• _Supplied material_
####

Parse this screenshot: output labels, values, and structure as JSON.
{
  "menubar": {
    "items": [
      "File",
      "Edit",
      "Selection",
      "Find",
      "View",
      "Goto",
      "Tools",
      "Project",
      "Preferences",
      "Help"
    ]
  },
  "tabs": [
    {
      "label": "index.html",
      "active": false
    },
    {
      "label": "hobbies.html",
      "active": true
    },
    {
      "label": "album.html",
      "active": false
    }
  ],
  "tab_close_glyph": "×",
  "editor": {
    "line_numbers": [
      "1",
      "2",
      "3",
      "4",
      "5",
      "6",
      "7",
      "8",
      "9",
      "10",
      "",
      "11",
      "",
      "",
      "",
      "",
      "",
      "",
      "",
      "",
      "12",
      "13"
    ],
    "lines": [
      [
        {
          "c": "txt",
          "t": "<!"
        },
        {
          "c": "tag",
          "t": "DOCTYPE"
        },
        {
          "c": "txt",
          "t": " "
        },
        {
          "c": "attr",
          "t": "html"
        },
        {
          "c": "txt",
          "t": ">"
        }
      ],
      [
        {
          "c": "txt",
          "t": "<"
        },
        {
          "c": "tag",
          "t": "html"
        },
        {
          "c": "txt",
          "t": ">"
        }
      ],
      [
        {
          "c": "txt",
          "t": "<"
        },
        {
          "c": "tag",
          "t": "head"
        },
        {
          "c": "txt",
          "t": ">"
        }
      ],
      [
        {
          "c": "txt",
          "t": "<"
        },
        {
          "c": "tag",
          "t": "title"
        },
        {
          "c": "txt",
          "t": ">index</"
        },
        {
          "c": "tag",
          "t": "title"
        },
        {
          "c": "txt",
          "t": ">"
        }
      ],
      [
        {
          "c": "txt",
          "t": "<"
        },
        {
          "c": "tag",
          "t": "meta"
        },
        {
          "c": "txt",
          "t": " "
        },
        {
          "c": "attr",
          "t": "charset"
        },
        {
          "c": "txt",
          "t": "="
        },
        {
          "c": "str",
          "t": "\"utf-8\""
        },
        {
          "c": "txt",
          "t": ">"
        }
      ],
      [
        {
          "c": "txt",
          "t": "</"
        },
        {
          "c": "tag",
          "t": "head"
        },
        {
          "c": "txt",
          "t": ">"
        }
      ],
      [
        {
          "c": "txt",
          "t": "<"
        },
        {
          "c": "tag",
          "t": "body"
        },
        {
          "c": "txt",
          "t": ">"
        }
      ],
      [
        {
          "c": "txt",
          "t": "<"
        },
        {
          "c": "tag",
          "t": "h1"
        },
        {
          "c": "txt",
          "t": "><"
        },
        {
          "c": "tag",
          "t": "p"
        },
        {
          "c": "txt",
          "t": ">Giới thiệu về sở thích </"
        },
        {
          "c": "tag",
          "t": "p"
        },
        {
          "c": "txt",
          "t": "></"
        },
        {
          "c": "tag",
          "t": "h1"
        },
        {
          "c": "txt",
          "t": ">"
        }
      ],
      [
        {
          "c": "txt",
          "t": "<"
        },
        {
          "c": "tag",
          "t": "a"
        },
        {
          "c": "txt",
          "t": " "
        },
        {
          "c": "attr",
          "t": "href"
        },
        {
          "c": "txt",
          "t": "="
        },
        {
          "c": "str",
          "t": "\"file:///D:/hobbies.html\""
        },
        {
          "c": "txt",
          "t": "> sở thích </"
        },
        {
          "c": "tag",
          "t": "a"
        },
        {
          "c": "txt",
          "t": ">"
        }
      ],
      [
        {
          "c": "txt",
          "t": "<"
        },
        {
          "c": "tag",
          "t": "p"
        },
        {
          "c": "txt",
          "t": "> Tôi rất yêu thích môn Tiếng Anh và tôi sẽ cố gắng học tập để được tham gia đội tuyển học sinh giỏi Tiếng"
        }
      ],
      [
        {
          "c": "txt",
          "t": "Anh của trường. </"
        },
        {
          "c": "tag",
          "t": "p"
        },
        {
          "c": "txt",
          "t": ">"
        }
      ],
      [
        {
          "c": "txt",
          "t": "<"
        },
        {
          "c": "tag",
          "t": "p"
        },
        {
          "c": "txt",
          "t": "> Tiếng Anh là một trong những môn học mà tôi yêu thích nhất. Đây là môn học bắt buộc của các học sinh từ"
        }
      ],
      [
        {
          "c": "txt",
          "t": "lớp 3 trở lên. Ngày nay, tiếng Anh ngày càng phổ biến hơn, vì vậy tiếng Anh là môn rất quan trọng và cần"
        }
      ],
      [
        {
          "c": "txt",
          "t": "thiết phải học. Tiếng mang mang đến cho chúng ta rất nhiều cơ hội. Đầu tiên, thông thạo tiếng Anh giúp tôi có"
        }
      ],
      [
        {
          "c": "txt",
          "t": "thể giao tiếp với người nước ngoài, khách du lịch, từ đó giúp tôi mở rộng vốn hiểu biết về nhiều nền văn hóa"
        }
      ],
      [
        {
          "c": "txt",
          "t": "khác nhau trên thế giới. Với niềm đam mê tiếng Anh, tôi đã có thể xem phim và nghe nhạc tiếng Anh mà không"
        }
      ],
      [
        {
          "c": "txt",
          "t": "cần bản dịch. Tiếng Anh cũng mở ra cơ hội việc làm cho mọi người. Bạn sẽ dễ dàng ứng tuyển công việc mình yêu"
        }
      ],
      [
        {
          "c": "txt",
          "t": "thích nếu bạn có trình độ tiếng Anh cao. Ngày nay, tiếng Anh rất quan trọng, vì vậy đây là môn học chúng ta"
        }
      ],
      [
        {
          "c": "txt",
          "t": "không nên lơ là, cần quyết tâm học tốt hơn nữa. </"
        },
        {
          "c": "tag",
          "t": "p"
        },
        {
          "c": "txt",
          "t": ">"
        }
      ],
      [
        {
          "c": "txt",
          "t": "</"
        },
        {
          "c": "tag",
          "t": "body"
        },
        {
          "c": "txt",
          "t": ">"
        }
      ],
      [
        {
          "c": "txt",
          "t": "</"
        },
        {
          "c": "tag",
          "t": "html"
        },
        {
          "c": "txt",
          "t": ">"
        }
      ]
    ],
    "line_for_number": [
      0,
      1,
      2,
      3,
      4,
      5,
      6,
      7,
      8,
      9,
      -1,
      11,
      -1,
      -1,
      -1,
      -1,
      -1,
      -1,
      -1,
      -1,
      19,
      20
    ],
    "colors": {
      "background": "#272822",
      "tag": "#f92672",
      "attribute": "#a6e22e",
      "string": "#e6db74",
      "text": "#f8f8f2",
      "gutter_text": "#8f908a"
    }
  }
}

####

• _Prompt_
Reproduce the full listing above, character for character.

• _Written answer_
Parse this screenshot: output labels, values, and structure as JSON.
{
  "menubar": {
    "items": [
      "File",
      "Edit",
      "Selection",
      "Find",
      "View",
      "Goto",
      "Tools",
      "Project",
      "Preferences",
      "Help"
    ]
  },
  "tabs": [
    {
      "label": "index.html",
      "active": false
    },
    {
      "label": "hobbies.html",
      "active": true
    },
    {
      "label": "album.html",
      "active": false
    }
  ],
  "tab_close_glyph": "×",
  "editor": {
    "line_numbers": [
      "1",
      "2",
      "3",
      "4",
      "5",
      "6",
      "7",
      "8",
      "9",
      "10",
      "",
      "11",
      "",
      "",
      "",
      "",
      "",
      "",
      "",
      "",
      "12",
      "13"
    ],
    "lines": [
      [
        {
          "c": "txt",
          "t": "<!"
        },
        {
          "c": "tag",
          "t": "DOCTYPE"
        },
        {
          "c": "txt",
          "t": " "
        },
        {
          "c": "attr",
          "t": "html"
        },
        {
          "c": "txt",
          "t": ">"
        }
      ],
      [
        {
          "c": "txt",
          "t": "<"
        },
        {
          "c": "tag",
          "t": "html"
        },
        {
          "c": "txt",
          "t": ">"
        }
      ],
      [
        {
          "c": "txt",
          "t": "<"
        },
        {
          "c": "tag",
          "t": "head"
        },
        {
          "c": "txt",
          "t": ">"
        }
      ],
      [
        {
          "c": "txt",
          "t": "<"
        },
        {
          "c": "tag",
          "t": "title"
        },
        {
          "c": "txt",
          "t": ">index</"
        },
        {
          "c": "tag",
          "t": "title"
        },
        {
          "c": "txt",
          "t": ">"
        }
      ],
      [
        {
          "c": "txt",
          "t": "<"
        },
        {
          "c": "tag",
          "t": "meta"
        },
        {
          "c": "txt",
          "t": " "
        },
        {
          "c": "attr",
          "t": "charset"
        },
        {
          "c": "txt",
          "t": "="
        },
        {
          "c": "str",
          "t": "\"utf-8\""
        },
        {
          "c": "txt",
          "t": ">"
        }
      ],
      [
        {
          "c": "txt",
          "t": "</"
        },
        {
          "c": "tag",
          "t": "head"
        },
        {
          "c": "txt",
          "t": ">"
        }
      ],
      [
        {
          "c": "txt",
          "t": "<"
        },
        {
          "c": "tag",
          "t": "body"
        },
        {
          "c": "txt",
          "t": ">"
        }
      ],
      [
        {
          "c": "txt",
          "t": "<"
        },
        {
          "c": "tag",
          "t": "h1"
        },
        {
          "c": "txt",
          "t": "><"
        },
        {
          "c": "tag",
          "t": "p"
        },
        {
          "c": "txt",
          "t": ">Giới thiệu về sở thích </"
        },
        {
          "c": "tag",
          "t": "p"
        },
        {
          "c": "txt",
          "t": "></"
        },
        {
          "c": "tag",
          "t": "h1"
        },
        {
          "c": "txt",
          "t": ">"
        }
      ],
      [
        {
          "c": "txt",
          "t": "<"
        },
        {
          "c": "tag",
          "t": "a"
        },
        {
          "c": "txt",
          "t": " "
        },
        {
          "c": "attr",
          "t": "href"
        },
        {
          "c": "txt",
          "t": "="
        },
        {
          "c": "str",
          "t": "\"file:///D:/hobbies.html\""
        },
        {
          "c": "txt",
          "t": "> sở thích </"
        },
        {
          "c": "tag",
          "t": "a"
        },
        {
          "c": "txt",
          "t": ">"
        }
      ],
      [
        {
          "c": "txt",
          "t": "<"
        },
        {
          "c": "tag",
          "t": "p"
        },
        {
          "c": "txt",
          "t": "> Tôi rất yêu thích môn Tiếng Anh và tôi sẽ cố gắng học tập để được tham gia đội tuyển học sinh giỏi Tiếng"
        }
      ],
      [
        {
          "c": "txt",
          "t": "Anh của trường. </"
        },
        {
          "c": "tag",
          "t": "p"
        },
        {
          "c": "txt",
          "t": ">"
        }
      ],
      [
        {
          "c": "txt",
          "t": "<"
        },
        {
          "c": "tag",
          "t": "p"
        },
        {
          "c": "txt",
          "t": "> Tiếng Anh là một trong những môn học mà tôi yêu thích nhất. Đây là môn học bắt buộc của các học sinh từ"
        }
      ],
      [
        {
          "c": "txt",
          "t": "lớp 3 trở lên. Ngày nay, tiếng Anh ngày càng phổ biến hơn, vì vậy tiếng Anh là môn rất quan trọng và cần"
        }
      ],
      [
        {
          "c": "txt",
          "t": "thiết phải học. Tiếng mang mang đến cho chúng ta rất nhiều cơ hội. Đầu tiên, thông thạo tiếng Anh giúp tôi có"
        }
      ],
      [
        {
          "c": "txt",
          "t": "thể giao tiếp với người nước ngoài, khách du lịch, từ đó giúp tôi mở rộng vốn hiểu biết về nhiều nền văn hóa"
        }
      ],
      [
        {
          "c": "txt",
          "t": "khác nhau trên thế giới. Với niềm đam mê tiếng Anh, tôi đã có thể xem phim và nghe nhạc tiếng Anh mà không"
        }
      ],
      [
        {
          "c": "txt",
          "t": "cần bản dịch. Tiếng Anh cũng mở ra cơ hội việc làm cho mọi người. Bạn sẽ dễ dàng ứng tuyển công việc mình yêu"
        }
      ],
      [
        {
          "c": "txt",
          "t": "thích nếu bạn có trình độ tiếng Anh cao. Ngày nay, tiếng Anh rất quan trọng, vì vậy đây là môn học chúng ta"
        }
      ],
      [
        {
          "c": "txt",
          "t": "không nên lơ là, cần quyết tâm học tốt hơn nữa. </"
        },
        {
          "c": "tag",
          "t": "p"
        },
        {
          "c": "txt",
          "t": ">"
        }
      ],
      [
        {
          "c": "txt",
          "t": "</"
        },
        {
          "c": "tag",
          "t": "body"
        },
        {
          "c": "txt",
          "t": ">"
        }
      ],
      [
        {
          "c": "txt",
          "t": "</"
        },
        {
          "c": "tag",
          "t": "html"
        },
        {
          "c": "txt",
          "t": ">"
        }
      ]
    ],
    "line_for_number": [
      0,
      1,
      2,
      3,
      4,
      5,
      6,
      7,
      8,
      9,
      -1,
      11,
      -1,
      -1,
      -1,
      -1,
      -1,
      -1,
      -1,
      -1,
      19,
      20
    ],
    "colors": {
      "background": "#272822",
      "tag": "#f92672",
      "attribute": "#a6e22e",
      "string": "#e6db74",
      "text": "#f8f8f2",
      "gutter_text": "#8f908a"
    }
  }
}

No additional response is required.